# SHORT PROBLEM
Write out all the material exactly. Leave nothing out.

** BEGIN WORKING DATA **

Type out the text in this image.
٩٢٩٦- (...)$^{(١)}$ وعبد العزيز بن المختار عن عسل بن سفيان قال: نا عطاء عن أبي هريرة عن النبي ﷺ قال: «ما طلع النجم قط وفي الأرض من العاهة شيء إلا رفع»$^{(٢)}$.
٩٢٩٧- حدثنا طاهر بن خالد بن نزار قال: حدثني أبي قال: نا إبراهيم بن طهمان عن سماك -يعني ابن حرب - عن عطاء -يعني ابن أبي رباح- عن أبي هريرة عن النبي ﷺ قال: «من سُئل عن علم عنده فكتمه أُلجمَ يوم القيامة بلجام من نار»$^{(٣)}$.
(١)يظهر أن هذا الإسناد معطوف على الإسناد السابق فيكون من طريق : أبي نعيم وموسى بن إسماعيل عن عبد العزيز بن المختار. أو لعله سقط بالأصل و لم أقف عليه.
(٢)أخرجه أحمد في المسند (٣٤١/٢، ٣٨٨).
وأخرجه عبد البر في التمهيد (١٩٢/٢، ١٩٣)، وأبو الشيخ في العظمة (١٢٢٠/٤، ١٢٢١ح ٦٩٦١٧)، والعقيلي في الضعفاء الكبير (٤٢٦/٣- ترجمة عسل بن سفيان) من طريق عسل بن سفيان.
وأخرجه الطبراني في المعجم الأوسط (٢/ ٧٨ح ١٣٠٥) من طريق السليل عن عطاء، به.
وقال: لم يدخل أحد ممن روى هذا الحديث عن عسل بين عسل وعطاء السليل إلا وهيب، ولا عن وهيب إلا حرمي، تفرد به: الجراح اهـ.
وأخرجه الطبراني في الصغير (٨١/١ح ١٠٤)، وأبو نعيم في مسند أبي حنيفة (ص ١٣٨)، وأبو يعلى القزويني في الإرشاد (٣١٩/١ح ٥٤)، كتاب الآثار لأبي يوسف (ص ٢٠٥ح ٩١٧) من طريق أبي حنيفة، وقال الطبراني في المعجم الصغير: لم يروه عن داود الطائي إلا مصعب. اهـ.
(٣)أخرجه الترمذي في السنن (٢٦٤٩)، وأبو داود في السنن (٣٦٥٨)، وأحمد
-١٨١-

** END WORKING DATA **

# RESPONSE TO THE EXERCISE
Type out the text in this image.
٩٢٩٦- (...)$^{(١)}$ وعبد العزيز بن المختار عن عسل بن سفيان قال: نا عطاء عن أبي هريرة عن النبي ﷺ قال: «ما طلع النجم قط وفي الأرض من العاهة شيء إلا رفع»$^{(٢)}$.
٩٢٩٧- حدثنا طاهر بن خالد بن نزار قال: حدثني أبي قال: نا إبراهيم بن طهمان عن سماك -يعني ابن حرب - عن عطاء -يعني ابن أبي رباح- عن أبي هريرة عن النبي ﷺ قال: «من سُئل عن علم عنده فكتمه أُلجمَ يوم القيامة بلجام من نار»$^{(٣)}$.
(١)يظهر أن هذا الإسناد معطوف على الإسناد السابق فيكون من طريق : أبي نعيم وموسى بن إسماعيل عن عبد العزيز بن المختار. أو لعله سقط بالأصل و لم أقف عليه.
(٢)أخرجه أحمد في المسند (٣٤١/٢، ٣٨٨).
وأخرجه عبد البر في التمهيد (١٩٢/٢، ١٩٣)، وأبو الشيخ في العظمة (١٢٢٠/٤، ١٢٢١ح ٦٩٦١٧)، والعقيلي في الضعفاء الكبير (٤٢٦/٣- ترجمة عسل بن سفيان) من طريق عسل بن سفيان.
وأخرجه الطبراني في المعجم الأوسط (٢/ ٧٨ح ١٣٠٥) من طريق السليل عن عطاء، به.
وقال: لم يدخل أحد ممن روى هذا الحديث عن عسل بين عسل وعطاء السليل إلا وهيب، ولا عن وهيب إلا حرمي، تفرد به: الجراح اهـ.
وأخرجه الطبراني في الصغير (٨١/١ح ١٠٤)، وأبو نعيم في مسند أبي حنيفة (ص ١٣٨)، وأبو يعلى القزويني في الإرشاد (٣١٩/١ح ٥٤)، كتاب الآثار لأبي يوسف (ص ٢٠٥ح ٩١٧) من طريق أبي حنيفة، وقال الطبراني في المعجم الصغير: لم يروه عن داود الطائي إلا مصعب. اهـ.
(٣)أخرجه الترمذي في السنن (٢٦٤٩)، وأبو داود في السنن (٣٦٥٨)، وأحمد
-١٨١-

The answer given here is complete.